* Requirement
Repeat the material below word for word and leave out all pictures.

* Dataset records
begin

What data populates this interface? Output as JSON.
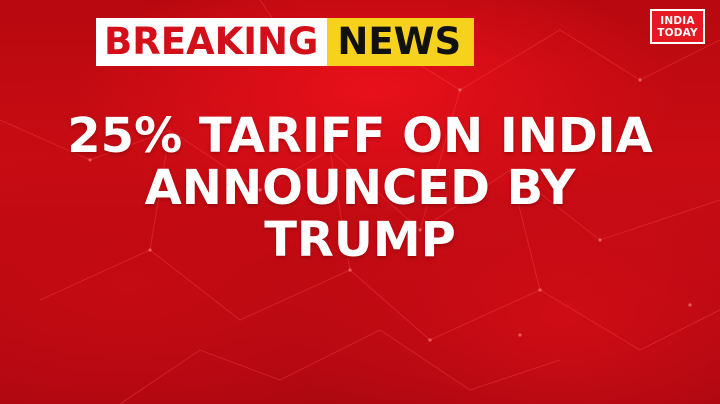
{
  "banner": {
    "breaking_label": "BREAKING",
    "news_label": "NEWS"
  },
  "logo": {
    "line1": "INDIA",
    "line2": "TODAY"
  },
  "headline": {
    "lines": [
      "25% TARIFF ON INDIA",
      "ANNOUNCED BY",
      "TRUMP"
    ]
  },
  "colors": {
    "background": "#c90c14",
    "breaking_text": "#d3101a",
    "news_background": "#f6d21c",
    "headline_text": "#ffffff"
  }
}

end

* Expected answer
What data populates this interface? Output as JSON.
{
  "banner": {
    "breaking_label": "BREAKING",
    "news_label": "NEWS"
  },
  "logo": {
    "line1": "INDIA",
    "line2": "TODAY"
  },
  "headline": {
    "lines": [
      "25% TARIFF ON INDIA",
      "ANNOUNCED BY",
      "TRUMP"
    ]
  },
  "colors": {
    "background": "#c90c14",
    "breaking_text": "#d3101a",
    "news_background": "#f6d21c",
    "headline_text": "#ffffff"
  }
}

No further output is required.